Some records
** Begin **

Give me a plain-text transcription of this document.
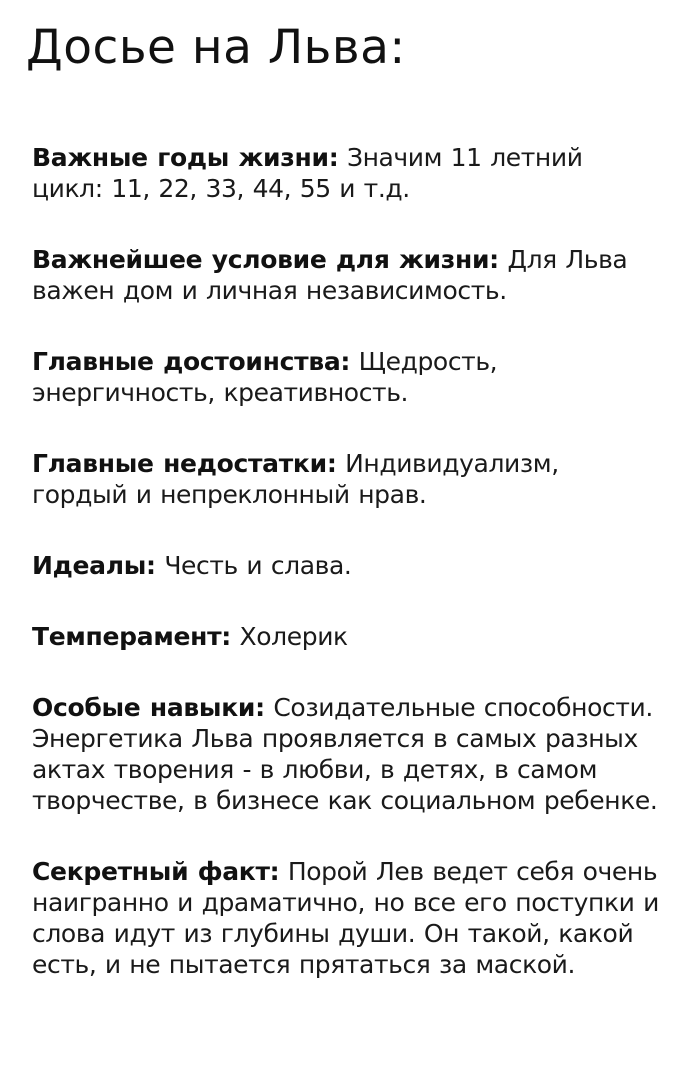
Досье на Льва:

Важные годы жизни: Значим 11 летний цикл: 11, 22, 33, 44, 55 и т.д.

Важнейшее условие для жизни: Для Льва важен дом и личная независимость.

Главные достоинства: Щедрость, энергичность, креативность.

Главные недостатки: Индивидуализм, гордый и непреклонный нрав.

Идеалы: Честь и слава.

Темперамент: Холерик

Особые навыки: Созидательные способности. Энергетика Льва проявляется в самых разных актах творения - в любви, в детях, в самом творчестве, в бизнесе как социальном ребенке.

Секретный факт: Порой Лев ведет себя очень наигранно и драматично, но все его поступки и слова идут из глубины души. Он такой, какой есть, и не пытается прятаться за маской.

** End **
** Begin **

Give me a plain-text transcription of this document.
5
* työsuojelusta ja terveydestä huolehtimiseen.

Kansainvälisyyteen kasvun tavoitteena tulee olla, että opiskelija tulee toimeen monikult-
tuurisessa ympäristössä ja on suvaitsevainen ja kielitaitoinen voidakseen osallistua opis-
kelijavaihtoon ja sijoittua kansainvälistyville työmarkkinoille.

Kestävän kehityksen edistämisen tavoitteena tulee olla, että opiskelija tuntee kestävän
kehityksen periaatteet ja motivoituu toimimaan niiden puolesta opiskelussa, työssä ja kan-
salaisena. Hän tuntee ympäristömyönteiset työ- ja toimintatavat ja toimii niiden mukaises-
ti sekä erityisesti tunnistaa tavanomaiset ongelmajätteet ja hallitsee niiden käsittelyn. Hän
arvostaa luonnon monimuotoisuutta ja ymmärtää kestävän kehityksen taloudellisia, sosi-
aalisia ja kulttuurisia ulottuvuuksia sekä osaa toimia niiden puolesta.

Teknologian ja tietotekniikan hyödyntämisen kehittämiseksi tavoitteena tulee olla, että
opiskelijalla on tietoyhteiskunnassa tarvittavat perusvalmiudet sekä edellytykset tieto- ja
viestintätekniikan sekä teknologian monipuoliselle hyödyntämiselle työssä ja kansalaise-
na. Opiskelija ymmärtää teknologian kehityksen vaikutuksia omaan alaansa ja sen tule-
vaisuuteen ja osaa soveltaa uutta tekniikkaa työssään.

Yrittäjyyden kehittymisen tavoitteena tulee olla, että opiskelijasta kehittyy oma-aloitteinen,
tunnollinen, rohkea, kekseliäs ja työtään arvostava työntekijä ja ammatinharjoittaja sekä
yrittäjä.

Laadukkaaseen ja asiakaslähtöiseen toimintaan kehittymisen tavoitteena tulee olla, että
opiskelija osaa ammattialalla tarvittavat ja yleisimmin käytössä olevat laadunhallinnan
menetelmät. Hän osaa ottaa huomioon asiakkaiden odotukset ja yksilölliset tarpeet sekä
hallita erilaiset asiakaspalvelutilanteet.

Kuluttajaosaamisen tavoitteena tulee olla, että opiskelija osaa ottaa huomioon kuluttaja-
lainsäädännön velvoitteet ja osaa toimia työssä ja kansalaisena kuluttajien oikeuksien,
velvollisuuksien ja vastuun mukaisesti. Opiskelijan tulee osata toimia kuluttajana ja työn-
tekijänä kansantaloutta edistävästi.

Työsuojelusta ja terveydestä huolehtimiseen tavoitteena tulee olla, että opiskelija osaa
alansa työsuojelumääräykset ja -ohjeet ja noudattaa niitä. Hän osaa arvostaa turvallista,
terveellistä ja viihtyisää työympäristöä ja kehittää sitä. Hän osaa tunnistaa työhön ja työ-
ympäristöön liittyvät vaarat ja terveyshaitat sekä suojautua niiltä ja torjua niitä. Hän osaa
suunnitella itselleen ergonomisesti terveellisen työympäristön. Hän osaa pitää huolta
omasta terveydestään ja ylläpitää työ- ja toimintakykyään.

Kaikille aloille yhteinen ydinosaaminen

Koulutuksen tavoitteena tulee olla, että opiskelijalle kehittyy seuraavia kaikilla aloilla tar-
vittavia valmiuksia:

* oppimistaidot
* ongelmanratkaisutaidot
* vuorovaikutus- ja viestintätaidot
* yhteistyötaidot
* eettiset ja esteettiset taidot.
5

** End **

▶ _Short problem_
State how many lines of the records above contain the word "puolesta", giving only that number.

▶ _Response to this exercise_
2